[start Supplied data]
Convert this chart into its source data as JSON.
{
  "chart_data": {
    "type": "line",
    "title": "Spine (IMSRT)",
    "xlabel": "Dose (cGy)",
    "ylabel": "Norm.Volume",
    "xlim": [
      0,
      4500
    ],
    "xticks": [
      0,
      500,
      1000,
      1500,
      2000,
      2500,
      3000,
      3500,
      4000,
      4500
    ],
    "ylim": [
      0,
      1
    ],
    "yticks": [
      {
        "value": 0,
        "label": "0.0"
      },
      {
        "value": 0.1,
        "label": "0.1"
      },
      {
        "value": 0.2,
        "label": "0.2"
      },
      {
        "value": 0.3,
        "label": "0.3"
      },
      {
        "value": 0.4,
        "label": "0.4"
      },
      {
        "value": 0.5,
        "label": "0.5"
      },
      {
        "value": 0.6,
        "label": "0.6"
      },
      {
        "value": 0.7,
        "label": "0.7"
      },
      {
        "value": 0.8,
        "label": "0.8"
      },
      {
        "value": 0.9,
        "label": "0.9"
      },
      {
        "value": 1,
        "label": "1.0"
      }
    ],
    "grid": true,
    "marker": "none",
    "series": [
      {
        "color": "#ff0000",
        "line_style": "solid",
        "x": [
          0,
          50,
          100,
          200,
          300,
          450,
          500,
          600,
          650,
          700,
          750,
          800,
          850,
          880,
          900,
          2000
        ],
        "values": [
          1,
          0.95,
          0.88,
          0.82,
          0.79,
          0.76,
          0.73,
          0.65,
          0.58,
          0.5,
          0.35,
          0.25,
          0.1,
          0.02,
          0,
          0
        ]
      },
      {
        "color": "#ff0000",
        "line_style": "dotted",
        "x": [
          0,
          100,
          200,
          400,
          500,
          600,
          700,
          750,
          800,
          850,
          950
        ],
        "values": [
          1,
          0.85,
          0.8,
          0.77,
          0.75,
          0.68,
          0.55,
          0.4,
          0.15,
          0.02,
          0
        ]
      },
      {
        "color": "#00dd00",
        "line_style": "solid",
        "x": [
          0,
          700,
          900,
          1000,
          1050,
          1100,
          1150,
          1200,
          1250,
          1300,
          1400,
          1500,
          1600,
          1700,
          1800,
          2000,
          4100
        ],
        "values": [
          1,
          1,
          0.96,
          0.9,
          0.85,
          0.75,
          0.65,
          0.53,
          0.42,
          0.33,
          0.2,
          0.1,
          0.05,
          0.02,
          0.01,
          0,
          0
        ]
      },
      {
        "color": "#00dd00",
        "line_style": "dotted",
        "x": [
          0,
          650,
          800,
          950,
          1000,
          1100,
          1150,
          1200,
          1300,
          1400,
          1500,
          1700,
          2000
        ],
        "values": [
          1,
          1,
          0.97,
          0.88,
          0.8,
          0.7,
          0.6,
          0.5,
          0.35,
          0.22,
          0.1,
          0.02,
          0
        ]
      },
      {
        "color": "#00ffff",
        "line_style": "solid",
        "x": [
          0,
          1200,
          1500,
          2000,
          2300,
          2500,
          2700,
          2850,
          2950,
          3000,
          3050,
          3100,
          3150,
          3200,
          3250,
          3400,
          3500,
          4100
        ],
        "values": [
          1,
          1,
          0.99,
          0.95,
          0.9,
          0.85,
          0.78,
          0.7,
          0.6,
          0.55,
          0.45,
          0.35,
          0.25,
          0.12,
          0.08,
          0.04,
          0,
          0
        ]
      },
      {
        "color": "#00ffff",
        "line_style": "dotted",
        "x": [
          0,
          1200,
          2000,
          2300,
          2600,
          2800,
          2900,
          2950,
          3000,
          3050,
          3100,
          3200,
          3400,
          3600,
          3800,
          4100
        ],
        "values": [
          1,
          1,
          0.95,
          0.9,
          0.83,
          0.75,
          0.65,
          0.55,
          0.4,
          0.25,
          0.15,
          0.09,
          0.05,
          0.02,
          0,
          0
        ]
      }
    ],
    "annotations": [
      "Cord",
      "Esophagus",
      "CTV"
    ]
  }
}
[end Supplied data]
[start Supplied data]
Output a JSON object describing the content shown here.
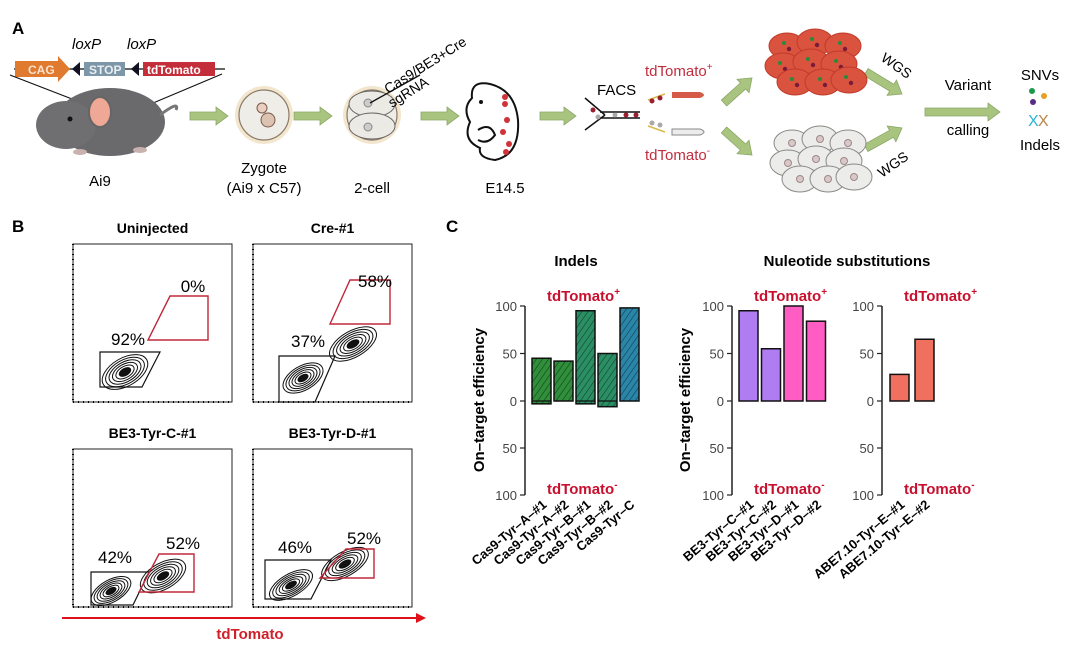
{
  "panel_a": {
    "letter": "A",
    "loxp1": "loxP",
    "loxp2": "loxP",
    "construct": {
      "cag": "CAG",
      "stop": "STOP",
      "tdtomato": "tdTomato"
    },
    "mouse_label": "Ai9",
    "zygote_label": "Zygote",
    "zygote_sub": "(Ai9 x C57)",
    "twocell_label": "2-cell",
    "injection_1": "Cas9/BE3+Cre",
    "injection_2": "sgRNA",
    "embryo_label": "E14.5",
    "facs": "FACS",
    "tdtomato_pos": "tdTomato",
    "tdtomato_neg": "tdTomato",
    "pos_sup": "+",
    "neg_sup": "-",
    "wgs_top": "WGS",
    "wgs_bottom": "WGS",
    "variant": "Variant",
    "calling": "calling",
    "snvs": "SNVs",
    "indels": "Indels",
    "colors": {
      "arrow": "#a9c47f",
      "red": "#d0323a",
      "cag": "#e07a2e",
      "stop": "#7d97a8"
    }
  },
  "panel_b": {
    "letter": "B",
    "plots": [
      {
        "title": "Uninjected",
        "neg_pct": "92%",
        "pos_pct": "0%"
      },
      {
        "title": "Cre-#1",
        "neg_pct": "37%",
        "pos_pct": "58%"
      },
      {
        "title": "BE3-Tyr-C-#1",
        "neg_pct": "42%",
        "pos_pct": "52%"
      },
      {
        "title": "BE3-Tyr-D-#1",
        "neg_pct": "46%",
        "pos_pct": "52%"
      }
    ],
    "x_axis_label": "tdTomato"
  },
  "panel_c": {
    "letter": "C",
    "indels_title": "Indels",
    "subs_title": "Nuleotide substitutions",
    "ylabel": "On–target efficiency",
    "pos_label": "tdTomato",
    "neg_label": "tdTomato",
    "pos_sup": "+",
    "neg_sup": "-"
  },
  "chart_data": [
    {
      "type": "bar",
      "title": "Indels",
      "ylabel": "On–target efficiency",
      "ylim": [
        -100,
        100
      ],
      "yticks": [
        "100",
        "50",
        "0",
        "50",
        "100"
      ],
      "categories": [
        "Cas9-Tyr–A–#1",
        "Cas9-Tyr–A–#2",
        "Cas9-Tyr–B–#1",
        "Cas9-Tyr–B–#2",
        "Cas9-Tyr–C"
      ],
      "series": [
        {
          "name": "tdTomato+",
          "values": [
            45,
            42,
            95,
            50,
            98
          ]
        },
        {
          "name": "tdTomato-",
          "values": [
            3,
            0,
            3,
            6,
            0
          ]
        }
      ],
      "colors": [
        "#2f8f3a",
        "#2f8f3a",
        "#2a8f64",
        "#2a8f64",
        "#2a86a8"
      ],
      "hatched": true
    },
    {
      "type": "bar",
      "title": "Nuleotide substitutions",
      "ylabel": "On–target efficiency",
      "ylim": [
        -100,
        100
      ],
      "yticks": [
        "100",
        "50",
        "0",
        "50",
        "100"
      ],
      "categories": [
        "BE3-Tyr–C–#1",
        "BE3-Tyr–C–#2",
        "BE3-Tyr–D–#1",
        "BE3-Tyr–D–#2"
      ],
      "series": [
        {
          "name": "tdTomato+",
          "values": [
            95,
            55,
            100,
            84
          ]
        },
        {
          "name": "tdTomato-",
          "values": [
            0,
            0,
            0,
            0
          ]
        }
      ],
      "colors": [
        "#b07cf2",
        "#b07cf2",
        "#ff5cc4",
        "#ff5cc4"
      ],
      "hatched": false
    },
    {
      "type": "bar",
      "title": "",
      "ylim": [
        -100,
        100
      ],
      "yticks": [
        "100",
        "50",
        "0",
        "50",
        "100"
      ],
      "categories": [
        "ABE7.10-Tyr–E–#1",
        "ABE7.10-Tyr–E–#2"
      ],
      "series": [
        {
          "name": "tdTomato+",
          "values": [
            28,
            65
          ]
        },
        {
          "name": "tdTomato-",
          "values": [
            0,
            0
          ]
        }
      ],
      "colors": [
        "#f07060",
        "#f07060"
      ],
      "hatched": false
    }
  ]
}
[end Supplied data]
[start Supplied data]
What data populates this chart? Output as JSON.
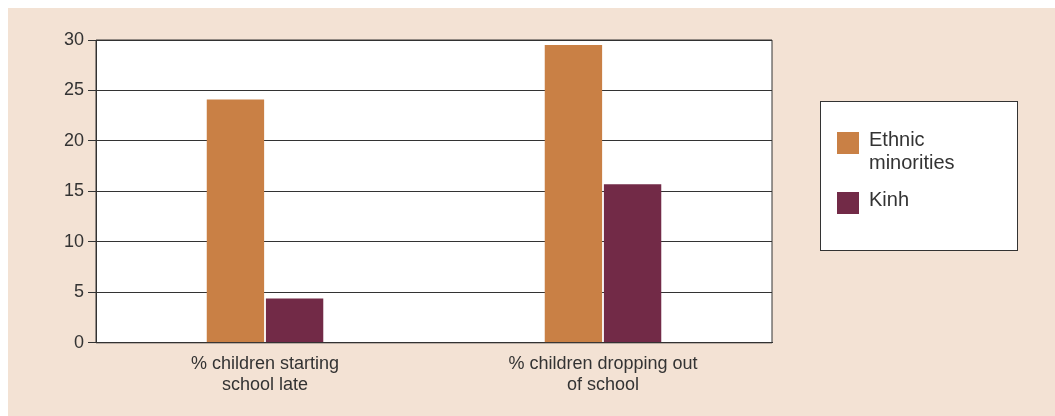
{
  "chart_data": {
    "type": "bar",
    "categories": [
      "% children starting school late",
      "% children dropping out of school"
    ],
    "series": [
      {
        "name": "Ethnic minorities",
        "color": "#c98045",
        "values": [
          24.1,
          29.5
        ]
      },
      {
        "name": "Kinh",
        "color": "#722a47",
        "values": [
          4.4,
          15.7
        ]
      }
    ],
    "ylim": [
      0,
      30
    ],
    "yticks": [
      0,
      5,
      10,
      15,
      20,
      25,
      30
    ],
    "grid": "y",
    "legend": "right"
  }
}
[end Supplied data]
## Prompt
Show each line holding the word "Nuleotide".

## Answer for the task
    "subs_title": "Nuleotide substitutions",
      "title": "Nuleotide substitutions",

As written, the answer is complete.